▶ _Goal of the exercise_
Pull every line containing the word "Deep" from the records.

▶ _Information given_
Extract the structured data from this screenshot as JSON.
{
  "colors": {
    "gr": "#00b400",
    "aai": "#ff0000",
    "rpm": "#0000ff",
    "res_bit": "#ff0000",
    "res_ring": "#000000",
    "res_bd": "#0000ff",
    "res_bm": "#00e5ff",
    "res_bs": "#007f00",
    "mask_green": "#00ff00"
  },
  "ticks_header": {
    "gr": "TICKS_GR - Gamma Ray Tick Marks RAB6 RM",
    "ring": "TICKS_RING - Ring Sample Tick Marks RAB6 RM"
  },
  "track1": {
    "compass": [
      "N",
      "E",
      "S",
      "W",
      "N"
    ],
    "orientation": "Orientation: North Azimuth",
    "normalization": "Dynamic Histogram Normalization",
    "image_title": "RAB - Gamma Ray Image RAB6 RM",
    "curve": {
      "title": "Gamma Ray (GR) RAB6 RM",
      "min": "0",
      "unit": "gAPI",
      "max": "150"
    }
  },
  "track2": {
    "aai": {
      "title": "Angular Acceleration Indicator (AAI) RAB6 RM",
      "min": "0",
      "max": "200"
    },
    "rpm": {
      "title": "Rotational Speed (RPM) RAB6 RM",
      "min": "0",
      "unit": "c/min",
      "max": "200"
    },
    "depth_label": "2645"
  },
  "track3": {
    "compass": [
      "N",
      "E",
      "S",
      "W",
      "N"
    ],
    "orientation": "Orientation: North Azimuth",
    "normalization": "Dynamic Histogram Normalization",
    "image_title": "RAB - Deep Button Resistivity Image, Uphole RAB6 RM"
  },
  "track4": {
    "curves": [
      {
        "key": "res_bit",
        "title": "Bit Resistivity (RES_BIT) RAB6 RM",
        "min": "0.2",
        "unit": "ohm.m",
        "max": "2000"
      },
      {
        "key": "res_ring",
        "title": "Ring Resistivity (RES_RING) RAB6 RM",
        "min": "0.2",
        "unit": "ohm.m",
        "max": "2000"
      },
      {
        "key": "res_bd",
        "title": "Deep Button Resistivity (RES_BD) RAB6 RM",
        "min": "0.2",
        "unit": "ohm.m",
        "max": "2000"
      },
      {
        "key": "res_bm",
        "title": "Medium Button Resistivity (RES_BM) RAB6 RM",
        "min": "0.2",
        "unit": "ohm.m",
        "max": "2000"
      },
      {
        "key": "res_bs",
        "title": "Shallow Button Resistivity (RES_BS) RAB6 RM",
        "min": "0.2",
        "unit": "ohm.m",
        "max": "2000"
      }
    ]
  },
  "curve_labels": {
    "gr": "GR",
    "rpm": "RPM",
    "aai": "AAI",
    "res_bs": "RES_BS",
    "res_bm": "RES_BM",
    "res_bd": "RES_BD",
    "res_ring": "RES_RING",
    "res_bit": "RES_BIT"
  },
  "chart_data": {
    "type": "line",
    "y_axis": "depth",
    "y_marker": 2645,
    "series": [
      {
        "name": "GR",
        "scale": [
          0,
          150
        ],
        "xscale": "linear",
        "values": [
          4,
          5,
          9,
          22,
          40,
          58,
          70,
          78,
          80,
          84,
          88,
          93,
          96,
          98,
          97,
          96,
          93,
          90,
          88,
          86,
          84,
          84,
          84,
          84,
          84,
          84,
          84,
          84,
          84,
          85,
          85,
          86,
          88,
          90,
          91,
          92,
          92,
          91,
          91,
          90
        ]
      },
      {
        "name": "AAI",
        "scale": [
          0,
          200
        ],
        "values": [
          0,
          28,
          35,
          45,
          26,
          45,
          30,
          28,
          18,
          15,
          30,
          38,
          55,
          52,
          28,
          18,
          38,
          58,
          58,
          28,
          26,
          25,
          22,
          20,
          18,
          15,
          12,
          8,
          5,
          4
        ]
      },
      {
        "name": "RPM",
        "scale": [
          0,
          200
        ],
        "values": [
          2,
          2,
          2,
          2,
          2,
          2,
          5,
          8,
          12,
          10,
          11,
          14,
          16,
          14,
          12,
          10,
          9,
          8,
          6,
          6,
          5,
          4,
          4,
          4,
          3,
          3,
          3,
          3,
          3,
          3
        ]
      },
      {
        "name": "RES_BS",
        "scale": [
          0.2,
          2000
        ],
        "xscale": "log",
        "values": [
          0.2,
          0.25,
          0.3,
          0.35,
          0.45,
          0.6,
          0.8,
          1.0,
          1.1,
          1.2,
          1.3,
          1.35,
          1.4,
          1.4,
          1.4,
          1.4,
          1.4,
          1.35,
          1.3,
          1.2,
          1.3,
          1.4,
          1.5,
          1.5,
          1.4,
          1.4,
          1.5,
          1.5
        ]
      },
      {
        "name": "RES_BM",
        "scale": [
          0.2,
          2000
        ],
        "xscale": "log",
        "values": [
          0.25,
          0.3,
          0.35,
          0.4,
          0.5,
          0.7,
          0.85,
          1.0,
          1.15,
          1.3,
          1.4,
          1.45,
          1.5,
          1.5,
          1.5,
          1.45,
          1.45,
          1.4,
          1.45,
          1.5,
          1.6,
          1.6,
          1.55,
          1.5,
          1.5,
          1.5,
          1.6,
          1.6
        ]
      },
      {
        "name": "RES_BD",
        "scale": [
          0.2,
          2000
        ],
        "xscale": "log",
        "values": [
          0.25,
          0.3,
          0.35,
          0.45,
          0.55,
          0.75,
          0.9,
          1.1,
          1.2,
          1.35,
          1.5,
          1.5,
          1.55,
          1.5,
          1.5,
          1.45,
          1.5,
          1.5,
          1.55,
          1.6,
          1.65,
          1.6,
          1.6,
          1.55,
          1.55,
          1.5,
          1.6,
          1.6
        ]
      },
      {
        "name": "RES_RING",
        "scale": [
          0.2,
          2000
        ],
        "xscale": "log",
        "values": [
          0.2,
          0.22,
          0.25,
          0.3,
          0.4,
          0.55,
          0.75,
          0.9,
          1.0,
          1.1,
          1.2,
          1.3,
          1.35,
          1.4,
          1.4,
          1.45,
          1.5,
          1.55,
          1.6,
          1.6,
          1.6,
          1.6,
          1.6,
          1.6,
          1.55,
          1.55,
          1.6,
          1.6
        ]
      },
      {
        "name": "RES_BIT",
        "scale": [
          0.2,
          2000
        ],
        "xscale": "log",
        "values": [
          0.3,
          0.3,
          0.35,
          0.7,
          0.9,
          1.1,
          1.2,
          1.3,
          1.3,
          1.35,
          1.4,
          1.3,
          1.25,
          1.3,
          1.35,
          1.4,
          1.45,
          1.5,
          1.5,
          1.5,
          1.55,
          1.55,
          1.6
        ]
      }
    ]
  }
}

▶ _Result_
    "image_title": "RAB - Deep Button Resistivity Image, Uphole RAB6 RM"
        "title": "Deep Button Resistivity (RES_BD) RAB6 RM",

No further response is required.